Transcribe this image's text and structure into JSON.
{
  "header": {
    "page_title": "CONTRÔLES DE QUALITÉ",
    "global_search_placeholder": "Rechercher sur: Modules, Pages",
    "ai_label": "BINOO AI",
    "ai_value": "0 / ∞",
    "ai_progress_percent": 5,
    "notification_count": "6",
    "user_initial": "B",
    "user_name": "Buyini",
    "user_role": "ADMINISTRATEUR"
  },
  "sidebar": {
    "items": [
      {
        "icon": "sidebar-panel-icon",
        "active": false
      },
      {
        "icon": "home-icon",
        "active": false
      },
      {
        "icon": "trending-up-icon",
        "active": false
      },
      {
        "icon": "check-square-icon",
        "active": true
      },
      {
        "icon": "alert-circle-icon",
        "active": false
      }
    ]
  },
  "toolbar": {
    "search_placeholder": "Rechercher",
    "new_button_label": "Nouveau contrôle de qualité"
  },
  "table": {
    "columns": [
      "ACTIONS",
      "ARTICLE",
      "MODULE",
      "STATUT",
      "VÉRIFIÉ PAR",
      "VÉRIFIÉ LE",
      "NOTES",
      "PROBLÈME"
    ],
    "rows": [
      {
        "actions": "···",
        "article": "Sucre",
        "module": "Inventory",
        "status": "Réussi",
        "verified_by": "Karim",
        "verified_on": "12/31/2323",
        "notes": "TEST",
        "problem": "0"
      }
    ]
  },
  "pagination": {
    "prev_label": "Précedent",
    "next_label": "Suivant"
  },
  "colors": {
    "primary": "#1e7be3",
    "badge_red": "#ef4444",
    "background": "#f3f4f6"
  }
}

| Exercise description |
Extract all of the material exactly as it is written.

| Task result |
Transcribe this image's text and structure into JSON.
{
  "header": {
    "page_title": "CONTRÔLES DE QUALITÉ",
    "global_search_placeholder": "Rechercher sur: Modules, Pages",
    "ai_label": "BINOO AI",
    "ai_value": "0 / ∞",
    "ai_progress_percent": 5,
    "notification_count": "6",
    "user_initial": "B",
    "user_name": "Buyini",
    "user_role": "ADMINISTRATEUR"
  },
  "sidebar": {
    "items": [
      {
        "icon": "sidebar-panel-icon",
        "active": false
      },
      {
        "icon": "home-icon",
        "active": false
      },
      {
        "icon": "trending-up-icon",
        "active": false
      },
      {
        "icon": "check-square-icon",
        "active": true
      },
      {
        "icon": "alert-circle-icon",
        "active": false
      }
    ]
  },
  "toolbar": {
    "search_placeholder": "Rechercher",
    "new_button_label": "Nouveau contrôle de qualité"
  },
  "table": {
    "columns": [
      "ACTIONS",
      "ARTICLE",
      "MODULE",
      "STATUT",
      "VÉRIFIÉ PAR",
      "VÉRIFIÉ LE",
      "NOTES",
      "PROBLÈME"
    ],
    "rows": [
      {
        "actions": "···",
        "article": "Sucre",
        "module": "Inventory",
        "status": "Réussi",
        "verified_by": "Karim",
        "verified_on": "12/31/2323",
        "notes": "TEST",
        "problem": "0"
      }
    ]
  },
  "pagination": {
    "prev_label": "Précedent",
    "next_label": "Suivant"
  },
  "colors": {
    "primary": "#1e7be3",
    "badge_red": "#ef4444",
    "background": "#f3f4f6"
  }
}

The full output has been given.